[BEGIN Data shown]

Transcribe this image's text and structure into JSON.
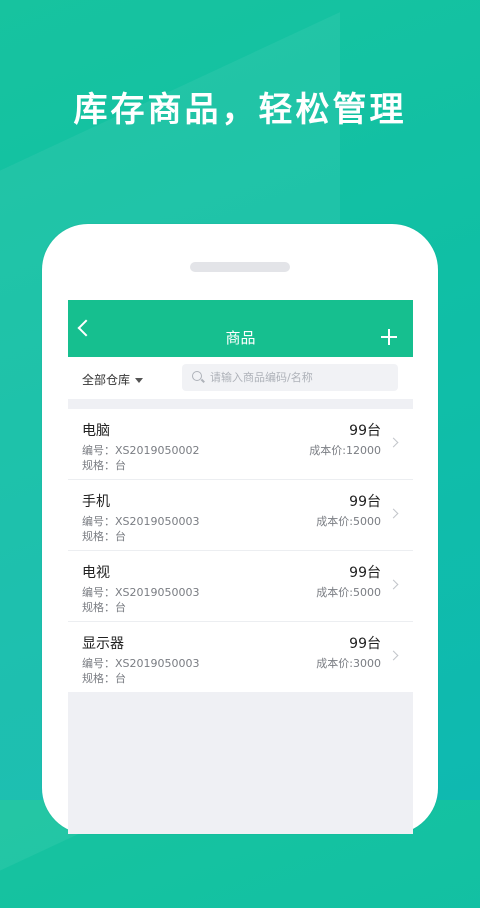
{
  "headline": "库存商品，轻松管理",
  "navbar": {
    "title": "商品"
  },
  "filter": {
    "warehouse": "全部仓库",
    "search_placeholder": "请输入商品编码/名称"
  },
  "products": [
    {
      "name": "电脑",
      "code": "编号：XS2019050002",
      "spec": "规格：台",
      "qty": "99台",
      "cost": "成本价:12000"
    },
    {
      "name": "手机",
      "code": "编号：XS2019050003",
      "spec": "规格：台",
      "qty": "99台",
      "cost": "成本价:5000"
    },
    {
      "name": "电视",
      "code": "编号：XS2019050003",
      "spec": "规格：台",
      "qty": "99台",
      "cost": "成本价:5000"
    },
    {
      "name": "显示器",
      "code": "编号：XS2019050003",
      "spec": "规格：台",
      "qty": "99台",
      "cost": "成本价:3000"
    }
  ],
  "colors": {
    "brand": "#16bf8f",
    "background": "#12c0a6"
  }
}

[END Data shown]

→ Description of the task
Please list every line of the records that contains "cost".

→ Solution to the exercise
      "cost": "成本价:12000"
      "cost": "成本价:5000"
      "cost": "成本价:5000"
      "cost": "成本价:3000"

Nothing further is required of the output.